SET TASK =
Return each line of the records holding the string "price".

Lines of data
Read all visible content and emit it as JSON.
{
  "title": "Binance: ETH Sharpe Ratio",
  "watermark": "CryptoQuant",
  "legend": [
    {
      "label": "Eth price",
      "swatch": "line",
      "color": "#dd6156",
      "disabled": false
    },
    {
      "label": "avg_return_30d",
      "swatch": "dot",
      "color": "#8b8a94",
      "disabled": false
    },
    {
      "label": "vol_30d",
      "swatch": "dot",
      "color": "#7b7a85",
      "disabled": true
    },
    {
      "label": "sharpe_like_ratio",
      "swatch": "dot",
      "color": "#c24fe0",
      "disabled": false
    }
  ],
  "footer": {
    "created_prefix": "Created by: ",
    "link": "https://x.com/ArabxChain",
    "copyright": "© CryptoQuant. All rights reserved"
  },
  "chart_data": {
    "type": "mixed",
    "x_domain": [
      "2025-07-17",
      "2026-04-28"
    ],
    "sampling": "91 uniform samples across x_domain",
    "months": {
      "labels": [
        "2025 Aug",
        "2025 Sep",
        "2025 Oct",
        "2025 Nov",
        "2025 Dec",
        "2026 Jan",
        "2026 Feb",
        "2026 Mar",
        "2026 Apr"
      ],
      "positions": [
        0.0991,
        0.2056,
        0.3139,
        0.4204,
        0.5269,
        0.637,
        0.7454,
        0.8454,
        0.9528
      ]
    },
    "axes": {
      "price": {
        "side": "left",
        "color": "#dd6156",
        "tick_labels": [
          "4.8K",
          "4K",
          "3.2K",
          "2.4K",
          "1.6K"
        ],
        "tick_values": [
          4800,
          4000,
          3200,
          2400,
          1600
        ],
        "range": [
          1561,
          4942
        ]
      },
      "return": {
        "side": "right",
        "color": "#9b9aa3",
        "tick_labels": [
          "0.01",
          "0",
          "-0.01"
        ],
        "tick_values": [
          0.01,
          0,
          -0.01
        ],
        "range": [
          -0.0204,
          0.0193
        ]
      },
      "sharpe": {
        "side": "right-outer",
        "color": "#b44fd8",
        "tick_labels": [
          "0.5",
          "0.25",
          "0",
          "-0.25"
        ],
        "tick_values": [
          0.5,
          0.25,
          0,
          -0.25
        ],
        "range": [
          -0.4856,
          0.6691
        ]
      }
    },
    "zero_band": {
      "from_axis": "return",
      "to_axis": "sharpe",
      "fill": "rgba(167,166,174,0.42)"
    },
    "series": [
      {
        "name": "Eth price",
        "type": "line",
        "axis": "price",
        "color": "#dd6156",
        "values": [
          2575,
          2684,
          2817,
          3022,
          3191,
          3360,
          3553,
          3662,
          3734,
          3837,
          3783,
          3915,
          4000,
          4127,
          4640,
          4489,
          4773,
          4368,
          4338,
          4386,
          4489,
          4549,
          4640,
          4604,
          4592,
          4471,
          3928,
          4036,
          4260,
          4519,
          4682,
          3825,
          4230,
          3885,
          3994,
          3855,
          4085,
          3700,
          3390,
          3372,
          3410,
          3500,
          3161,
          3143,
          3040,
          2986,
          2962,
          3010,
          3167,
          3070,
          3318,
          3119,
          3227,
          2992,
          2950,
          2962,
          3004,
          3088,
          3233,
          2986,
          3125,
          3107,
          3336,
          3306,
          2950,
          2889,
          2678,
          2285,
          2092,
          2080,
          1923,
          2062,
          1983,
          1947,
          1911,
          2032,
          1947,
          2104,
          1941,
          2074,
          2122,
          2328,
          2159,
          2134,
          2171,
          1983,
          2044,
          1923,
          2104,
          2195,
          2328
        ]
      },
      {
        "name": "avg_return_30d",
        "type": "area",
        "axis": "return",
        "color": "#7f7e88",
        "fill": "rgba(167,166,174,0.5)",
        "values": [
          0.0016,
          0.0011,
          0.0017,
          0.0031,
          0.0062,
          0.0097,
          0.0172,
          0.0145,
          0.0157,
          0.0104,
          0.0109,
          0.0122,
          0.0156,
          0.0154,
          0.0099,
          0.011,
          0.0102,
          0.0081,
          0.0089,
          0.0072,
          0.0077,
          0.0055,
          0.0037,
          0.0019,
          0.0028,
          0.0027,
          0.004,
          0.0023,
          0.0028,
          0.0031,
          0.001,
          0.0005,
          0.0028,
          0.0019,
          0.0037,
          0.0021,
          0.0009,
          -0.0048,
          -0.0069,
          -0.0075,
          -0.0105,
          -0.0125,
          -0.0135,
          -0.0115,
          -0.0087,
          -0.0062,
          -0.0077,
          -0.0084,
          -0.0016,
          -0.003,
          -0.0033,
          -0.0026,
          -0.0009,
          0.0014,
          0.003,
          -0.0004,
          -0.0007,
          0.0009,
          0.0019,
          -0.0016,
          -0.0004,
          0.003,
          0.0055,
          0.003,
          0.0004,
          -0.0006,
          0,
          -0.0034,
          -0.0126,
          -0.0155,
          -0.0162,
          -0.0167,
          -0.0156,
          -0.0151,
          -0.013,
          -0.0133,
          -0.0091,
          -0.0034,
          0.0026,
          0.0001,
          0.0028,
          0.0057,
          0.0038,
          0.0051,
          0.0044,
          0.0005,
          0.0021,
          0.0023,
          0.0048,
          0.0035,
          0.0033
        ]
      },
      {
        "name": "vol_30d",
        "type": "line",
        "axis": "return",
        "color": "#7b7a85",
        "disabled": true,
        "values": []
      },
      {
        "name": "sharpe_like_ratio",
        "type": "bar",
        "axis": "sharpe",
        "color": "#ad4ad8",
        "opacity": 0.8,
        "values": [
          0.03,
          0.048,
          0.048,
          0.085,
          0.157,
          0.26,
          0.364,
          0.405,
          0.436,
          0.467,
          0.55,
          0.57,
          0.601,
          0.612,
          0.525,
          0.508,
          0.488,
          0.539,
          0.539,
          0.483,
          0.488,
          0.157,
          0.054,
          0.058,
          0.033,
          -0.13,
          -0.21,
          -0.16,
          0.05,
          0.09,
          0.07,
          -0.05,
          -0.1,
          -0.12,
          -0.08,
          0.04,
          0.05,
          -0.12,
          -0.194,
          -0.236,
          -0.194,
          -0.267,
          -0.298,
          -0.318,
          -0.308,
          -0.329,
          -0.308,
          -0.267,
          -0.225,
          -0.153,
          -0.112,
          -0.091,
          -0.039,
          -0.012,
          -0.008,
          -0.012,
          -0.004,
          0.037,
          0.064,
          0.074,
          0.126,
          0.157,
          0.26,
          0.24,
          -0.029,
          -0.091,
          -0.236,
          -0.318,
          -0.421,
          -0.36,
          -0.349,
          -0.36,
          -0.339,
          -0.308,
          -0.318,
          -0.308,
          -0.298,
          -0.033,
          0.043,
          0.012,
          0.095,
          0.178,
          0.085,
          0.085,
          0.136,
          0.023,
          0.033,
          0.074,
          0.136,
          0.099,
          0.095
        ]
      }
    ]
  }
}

TASK OUTPUT =
      "label": "Eth price",
      "price": {
        "name": "Eth price",
        "axis": "price",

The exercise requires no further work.